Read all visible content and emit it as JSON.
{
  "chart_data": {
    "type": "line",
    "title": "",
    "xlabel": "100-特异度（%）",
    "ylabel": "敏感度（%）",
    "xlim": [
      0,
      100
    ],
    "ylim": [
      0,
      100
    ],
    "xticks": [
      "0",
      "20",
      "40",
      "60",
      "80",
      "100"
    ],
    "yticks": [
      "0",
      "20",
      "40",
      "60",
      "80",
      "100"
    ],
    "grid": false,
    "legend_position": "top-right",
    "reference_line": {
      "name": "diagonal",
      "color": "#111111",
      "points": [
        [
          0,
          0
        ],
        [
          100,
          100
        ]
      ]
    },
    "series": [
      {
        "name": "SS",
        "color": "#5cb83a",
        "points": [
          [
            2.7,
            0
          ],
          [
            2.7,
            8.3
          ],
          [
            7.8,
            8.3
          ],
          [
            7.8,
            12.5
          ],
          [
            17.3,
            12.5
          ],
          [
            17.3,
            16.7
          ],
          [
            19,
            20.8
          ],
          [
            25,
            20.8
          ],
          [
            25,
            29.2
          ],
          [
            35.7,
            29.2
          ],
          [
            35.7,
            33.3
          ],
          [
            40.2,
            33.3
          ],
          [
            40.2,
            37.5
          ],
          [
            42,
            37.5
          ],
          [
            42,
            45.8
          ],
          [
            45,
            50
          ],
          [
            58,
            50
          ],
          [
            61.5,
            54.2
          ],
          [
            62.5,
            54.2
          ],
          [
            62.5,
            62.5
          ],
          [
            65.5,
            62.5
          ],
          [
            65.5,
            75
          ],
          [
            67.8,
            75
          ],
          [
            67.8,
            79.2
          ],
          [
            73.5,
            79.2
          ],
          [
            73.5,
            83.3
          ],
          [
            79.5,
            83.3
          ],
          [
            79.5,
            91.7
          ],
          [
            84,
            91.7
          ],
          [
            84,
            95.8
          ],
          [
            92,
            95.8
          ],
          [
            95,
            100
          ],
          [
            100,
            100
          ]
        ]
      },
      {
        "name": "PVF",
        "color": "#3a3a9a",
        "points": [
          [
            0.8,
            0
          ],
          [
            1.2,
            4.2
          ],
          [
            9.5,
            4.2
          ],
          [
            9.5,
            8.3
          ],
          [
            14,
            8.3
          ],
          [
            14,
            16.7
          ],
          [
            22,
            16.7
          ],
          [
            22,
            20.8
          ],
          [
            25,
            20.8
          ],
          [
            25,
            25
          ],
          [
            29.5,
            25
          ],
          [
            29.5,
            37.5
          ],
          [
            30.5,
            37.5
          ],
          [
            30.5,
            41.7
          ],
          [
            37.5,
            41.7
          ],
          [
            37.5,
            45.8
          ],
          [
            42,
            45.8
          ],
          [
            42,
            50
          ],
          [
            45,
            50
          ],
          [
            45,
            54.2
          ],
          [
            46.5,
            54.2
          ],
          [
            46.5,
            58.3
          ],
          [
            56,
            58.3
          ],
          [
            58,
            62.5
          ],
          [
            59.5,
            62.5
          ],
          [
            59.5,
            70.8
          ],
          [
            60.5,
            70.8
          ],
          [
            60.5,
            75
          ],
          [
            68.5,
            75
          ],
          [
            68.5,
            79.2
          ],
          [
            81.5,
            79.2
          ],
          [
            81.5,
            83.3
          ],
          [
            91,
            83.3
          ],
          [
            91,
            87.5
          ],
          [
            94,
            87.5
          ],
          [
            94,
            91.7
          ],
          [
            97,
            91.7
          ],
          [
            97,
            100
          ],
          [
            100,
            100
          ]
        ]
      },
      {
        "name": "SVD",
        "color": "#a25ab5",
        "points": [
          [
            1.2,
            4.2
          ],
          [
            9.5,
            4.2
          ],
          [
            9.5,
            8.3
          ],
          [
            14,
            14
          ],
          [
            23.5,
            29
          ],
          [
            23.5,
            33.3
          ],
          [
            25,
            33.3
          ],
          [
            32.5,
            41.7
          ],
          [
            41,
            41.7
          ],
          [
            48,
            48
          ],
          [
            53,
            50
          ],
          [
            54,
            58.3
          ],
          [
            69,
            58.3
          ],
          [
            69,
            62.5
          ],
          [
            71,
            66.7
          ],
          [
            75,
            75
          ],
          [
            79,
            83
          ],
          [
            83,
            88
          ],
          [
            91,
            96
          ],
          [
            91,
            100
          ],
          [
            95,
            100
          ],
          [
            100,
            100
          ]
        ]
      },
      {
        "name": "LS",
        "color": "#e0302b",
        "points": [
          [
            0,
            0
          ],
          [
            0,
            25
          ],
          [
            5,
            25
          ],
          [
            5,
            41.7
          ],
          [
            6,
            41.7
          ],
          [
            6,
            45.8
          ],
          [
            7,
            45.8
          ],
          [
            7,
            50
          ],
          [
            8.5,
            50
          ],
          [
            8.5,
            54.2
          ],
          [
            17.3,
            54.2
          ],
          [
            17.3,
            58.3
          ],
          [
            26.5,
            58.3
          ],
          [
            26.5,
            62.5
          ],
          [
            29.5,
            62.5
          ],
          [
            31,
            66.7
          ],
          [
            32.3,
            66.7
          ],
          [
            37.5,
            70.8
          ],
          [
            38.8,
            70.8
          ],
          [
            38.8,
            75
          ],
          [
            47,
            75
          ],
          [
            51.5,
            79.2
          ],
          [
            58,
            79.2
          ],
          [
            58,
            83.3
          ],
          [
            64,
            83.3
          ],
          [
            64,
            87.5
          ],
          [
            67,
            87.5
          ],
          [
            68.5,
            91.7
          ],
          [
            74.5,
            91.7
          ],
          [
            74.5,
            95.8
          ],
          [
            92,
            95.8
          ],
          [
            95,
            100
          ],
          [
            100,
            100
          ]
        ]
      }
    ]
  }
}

+===+

- Task -
Return the whole listing exactly, with every line included.

- Response to the exercise -
Read all visible content and emit it as JSON.
{
  "chart_data": {
    "type": "line",
    "title": "",
    "xlabel": "100-特异度（%）",
    "ylabel": "敏感度（%）",
    "xlim": [
      0,
      100
    ],
    "ylim": [
      0,
      100
    ],
    "xticks": [
      "0",
      "20",
      "40",
      "60",
      "80",
      "100"
    ],
    "yticks": [
      "0",
      "20",
      "40",
      "60",
      "80",
      "100"
    ],
    "grid": false,
    "legend_position": "top-right",
    "reference_line": {
      "name": "diagonal",
      "color": "#111111",
      "points": [
        [
          0,
          0
        ],
        [
          100,
          100
        ]
      ]
    },
    "series": [
      {
        "name": "SS",
        "color": "#5cb83a",
        "points": [
          [
            2.7,
            0
          ],
          [
            2.7,
            8.3
          ],
          [
            7.8,
            8.3
          ],
          [
            7.8,
            12.5
          ],
          [
            17.3,
            12.5
          ],
          [
            17.3,
            16.7
          ],
          [
            19,
            20.8
          ],
          [
            25,
            20.8
          ],
          [
            25,
            29.2
          ],
          [
            35.7,
            29.2
          ],
          [
            35.7,
            33.3
          ],
          [
            40.2,
            33.3
          ],
          [
            40.2,
            37.5
          ],
          [
            42,
            37.5
          ],
          [
            42,
            45.8
          ],
          [
            45,
            50
          ],
          [
            58,
            50
          ],
          [
            61.5,
            54.2
          ],
          [
            62.5,
            54.2
          ],
          [
            62.5,
            62.5
          ],
          [
            65.5,
            62.5
          ],
          [
            65.5,
            75
          ],
          [
            67.8,
            75
          ],
          [
            67.8,
            79.2
          ],
          [
            73.5,
            79.2
          ],
          [
            73.5,
            83.3
          ],
          [
            79.5,
            83.3
          ],
          [
            79.5,
            91.7
          ],
          [
            84,
            91.7
          ],
          [
            84,
            95.8
          ],
          [
            92,
            95.8
          ],
          [
            95,
            100
          ],
          [
            100,
            100
          ]
        ]
      },
      {
        "name": "PVF",
        "color": "#3a3a9a",
        "points": [
          [
            0.8,
            0
          ],
          [
            1.2,
            4.2
          ],
          [
            9.5,
            4.2
          ],
          [
            9.5,
            8.3
          ],
          [
            14,
            8.3
          ],
          [
            14,
            16.7
          ],
          [
            22,
            16.7
          ],
          [
            22,
            20.8
          ],
          [
            25,
            20.8
          ],
          [
            25,
            25
          ],
          [
            29.5,
            25
          ],
          [
            29.5,
            37.5
          ],
          [
            30.5,
            37.5
          ],
          [
            30.5,
            41.7
          ],
          [
            37.5,
            41.7
          ],
          [
            37.5,
            45.8
          ],
          [
            42,
            45.8
          ],
          [
            42,
            50
          ],
          [
            45,
            50
          ],
          [
            45,
            54.2
          ],
          [
            46.5,
            54.2
          ],
          [
            46.5,
            58.3
          ],
          [
            56,
            58.3
          ],
          [
            58,
            62.5
          ],
          [
            59.5,
            62.5
          ],
          [
            59.5,
            70.8
          ],
          [
            60.5,
            70.8
          ],
          [
            60.5,
            75
          ],
          [
            68.5,
            75
          ],
          [
            68.5,
            79.2
          ],
          [
            81.5,
            79.2
          ],
          [
            81.5,
            83.3
          ],
          [
            91,
            83.3
          ],
          [
            91,
            87.5
          ],
          [
            94,
            87.5
          ],
          [
            94,
            91.7
          ],
          [
            97,
            91.7
          ],
          [
            97,
            100
          ],
          [
            100,
            100
          ]
        ]
      },
      {
        "name": "SVD",
        "color": "#a25ab5",
        "points": [
          [
            1.2,
            4.2
          ],
          [
            9.5,
            4.2
          ],
          [
            9.5,
            8.3
          ],
          [
            14,
            14
          ],
          [
            23.5,
            29
          ],
          [
            23.5,
            33.3
          ],
          [
            25,
            33.3
          ],
          [
            32.5,
            41.7
          ],
          [
            41,
            41.7
          ],
          [
            48,
            48
          ],
          [
            53,
            50
          ],
          [
            54,
            58.3
          ],
          [
            69,
            58.3
          ],
          [
            69,
            62.5
          ],
          [
            71,
            66.7
          ],
          [
            75,
            75
          ],
          [
            79,
            83
          ],
          [
            83,
            88
          ],
          [
            91,
            96
          ],
          [
            91,
            100
          ],
          [
            95,
            100
          ],
          [
            100,
            100
          ]
        ]
      },
      {
        "name": "LS",
        "color": "#e0302b",
        "points": [
          [
            0,
            0
          ],
          [
            0,
            25
          ],
          [
            5,
            25
          ],
          [
            5,
            41.7
          ],
          [
            6,
            41.7
          ],
          [
            6,
            45.8
          ],
          [
            7,
            45.8
          ],
          [
            7,
            50
          ],
          [
            8.5,
            50
          ],
          [
            8.5,
            54.2
          ],
          [
            17.3,
            54.2
          ],
          [
            17.3,
            58.3
          ],
          [
            26.5,
            58.3
          ],
          [
            26.5,
            62.5
          ],
          [
            29.5,
            62.5
          ],
          [
            31,
            66.7
          ],
          [
            32.3,
            66.7
          ],
          [
            37.5,
            70.8
          ],
          [
            38.8,
            70.8
          ],
          [
            38.8,
            75
          ],
          [
            47,
            75
          ],
          [
            51.5,
            79.2
          ],
          [
            58,
            79.2
          ],
          [
            58,
            83.3
          ],
          [
            64,
            83.3
          ],
          [
            64,
            87.5
          ],
          [
            67,
            87.5
          ],
          [
            68.5,
            91.7
          ],
          [
            74.5,
            91.7
          ],
          [
            74.5,
            95.8
          ],
          [
            92,
            95.8
          ],
          [
            95,
            100
          ],
          [
            100,
            100
          ]
        ]
      }
    ]
  }
}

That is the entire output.